Would you write out the listing verbatim and skip every picture in it?

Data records
********

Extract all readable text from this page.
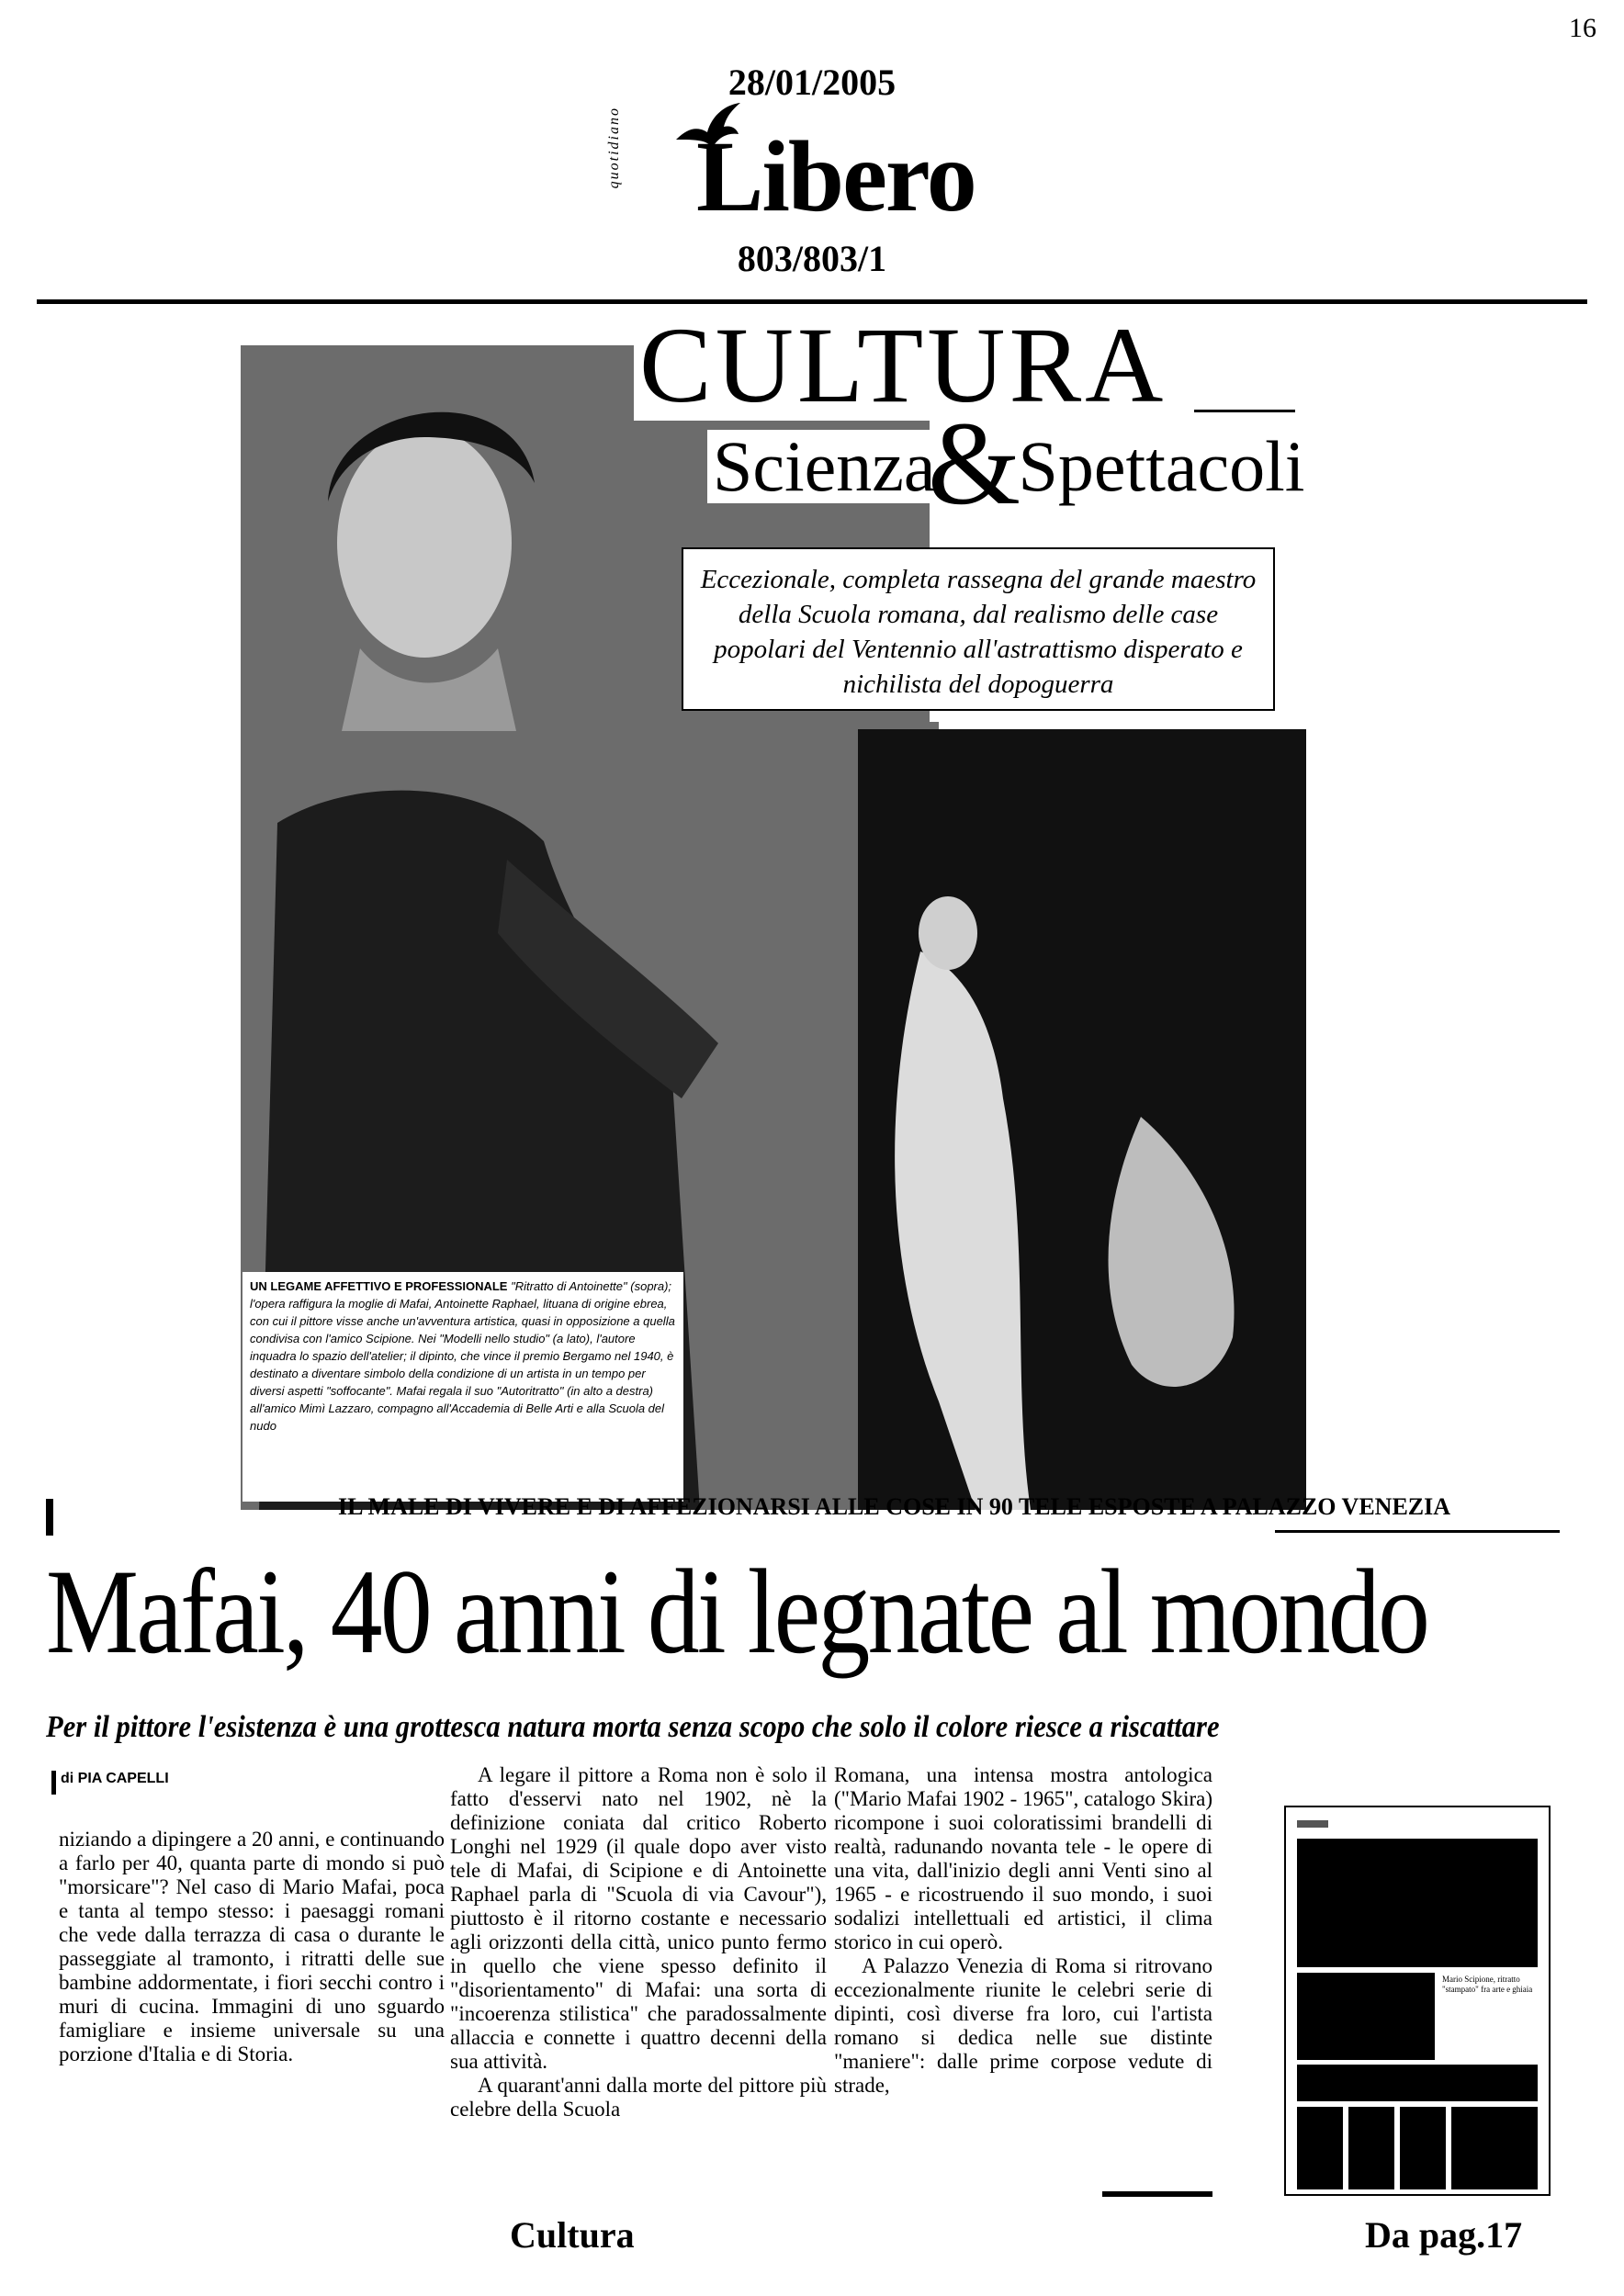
16
28/01/2005
quotidiano Libero
803/803/1
CULTURA
Scienza Spettacoli
&
Eccezionale, completa rassegna del grande maestro della Scuola romana, dal realismo delle case popolari del Ventennio all'astrattismo disperato e nichilista del dopoguerra
UN LEGAME AFFETTIVO E PROFESSIONALE "Ritratto di Antoinette" (sopra); l'opera raffigura la moglie di Mafai, Antoinette Raphael, lituana di origine ebrea, con cui il pittore visse anche un'avventura artistica, quasi in opposizione a quella condivisa con l'amico Scipione. Nei "Modelli nello studio" (a lato), l'autore inquadra lo spazio dell'atelier; il dipinto, che vince il premio Bergamo nel 1940, è destinato a diventare simbolo della condizione di un artista in un tempo per diversi aspetti "soffocante". Mafai regala il suo "Autoritratto" (in alto a destra) all'amico Mimì Lazzaro, compagno all'Accademia di Belle Arti e alla Scuola del nudo
IL MALE DI VIVERE E DI AFFEZIONARSI ALLE COSE IN 90 TELE ESPOSTE A PALAZZO VENEZIA
Mafai, 40 anni di legnate al mondo
Per il pittore l'esistenza è una grottesca natura morta senza scopo che solo il colore riesce a riscattare
di PIA CAPELLI

niziando a dipingere a 20 anni, e continuando a farlo per 40, quanta parte di mondo si può "morsicare"? Nel caso di Mario Mafai, poca e tanta al tempo stesso: i paesaggi romani che vede dalla terrazza di casa o durante le passeggiate al tramonto, i ritratti delle sue bambine addormentate, i fiori secchi contro i muri di cucina. Immagini di uno sguardo famigliare e insieme universale su una porzione d'Italia e di Storia.

A legare il pittore a Roma non è solo il fatto d'esservi nato nel 1902, nè la definizione coniata dal critico Roberto Longhi nel 1929 (il quale dopo aver visto tele di Mafai, di Scipione e di Antoinette Raphael parla di "Scuola di via Cavour"), piuttosto è il ritorno costante e necessario agli orizzonti della città, unico punto fermo in quello che viene spesso definito il "disorientamento" di Mafai: una sorta di "incoerenza stilistica" che paradossalmente allaccia e connette i quattro decenni della sua attività.

A quarant'anni dalla morte del pittore più celebre della Scuola

Romana, una intensa mostra antologica ("Mario Mafai 1902 - 1965", catalogo Skira) ricompone i suoi coloratissimi brandelli di realtà, radunando novanta tele - le opere di una vita, dall'inizio degli anni Venti sino al 1965 - e ricostruendo il suo mondo, i suoi sodalizi intellettuali ed artistici, il clima storico in cui operò.

A Palazzo Venezia di Roma si ritrovano eccezionalmente riunite le celebri serie di dipinti, così diverse fra loro, cui l'artista romano si dedica nelle sue distinte "maniere": dalle prime corpose vedute di strade,

Mario Scipione, ritratto "stampato" fra arte e ghiaia
Cultura	Da pag.17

********

▸ Task answer
Extract all readable text from this page.
16
28/01/2005
quotidiano Libero
803/803/1
CULTURA
Scienza Spettacoli
&
Eccezionale, completa rassegna del grande maestro della Scuola romana, dal realismo delle case popolari del Ventennio all'astrattismo disperato e nichilista del dopoguerra
UN LEGAME AFFETTIVO E PROFESSIONALE "Ritratto di Antoinette" (sopra); l'opera raffigura la moglie di Mafai, Antoinette Raphael, lituana di origine ebrea, con cui il pittore visse anche un'avventura artistica, quasi in opposizione a quella condivisa con l'amico Scipione. Nei "Modelli nello studio" (a lato), l'autore inquadra lo spazio dell'atelier; il dipinto, che vince il premio Bergamo nel 1940, è destinato a diventare simbolo della condizione di un artista in un tempo per diversi aspetti "soffocante". Mafai regala il suo "Autoritratto" (in alto a destra) all'amico Mimì Lazzaro, compagno all'Accademia di Belle Arti e alla Scuola del nudo
IL MALE DI VIVERE E DI AFFEZIONARSI ALLE COSE IN 90 TELE ESPOSTE A PALAZZO VENEZIA
Mafai, 40 anni di legnate al mondo
Per il pittore l'esistenza è una grottesca natura morta senza scopo che solo il colore riesce a riscattare
di PIA CAPELLI

niziando a dipingere a 20 anni, e continuando a farlo per 40, quanta parte di mondo si può "morsicare"? Nel caso di Mario Mafai, poca e tanta al tempo stesso: i paesaggi romani che vede dalla terrazza di casa o durante le passeggiate al tramonto, i ritratti delle sue bambine addormentate, i fiori secchi contro i muri di cucina. Immagini di uno sguardo famigliare e insieme universale su una porzione d'Italia e di Storia.

A legare il pittore a Roma non è solo il fatto d'esservi nato nel 1902, nè la definizione coniata dal critico Roberto Longhi nel 1929 (il quale dopo aver visto tele di Mafai, di Scipione e di Antoinette Raphael parla di "Scuola di via Cavour"), piuttosto è il ritorno costante e necessario agli orizzonti della città, unico punto fermo in quello che viene spesso definito il "disorientamento" di Mafai: una sorta di "incoerenza stilistica" che paradossalmente allaccia e connette i quattro decenni della sua attività.

A quarant'anni dalla morte del pittore più celebre della Scuola

Romana, una intensa mostra antologica ("Mario Mafai 1902 - 1965", catalogo Skira) ricompone i suoi coloratissimi brandelli di realtà, radunando novanta tele - le opere di una vita, dall'inizio degli anni Venti sino al 1965 - e ricostruendo il suo mondo, i suoi sodalizi intellettuali ed artistici, il clima storico in cui operò.

A Palazzo Venezia di Roma si ritrovano eccezionalmente riunite le celebri serie di dipinti, così diverse fra loro, cui l'artista romano si dedica nelle sue distinte "maniere": dalle prime corpose vedute di strade,

Mario Scipione, ritratto "stampato" fra arte e ghiaia
Cultura	Da pag.17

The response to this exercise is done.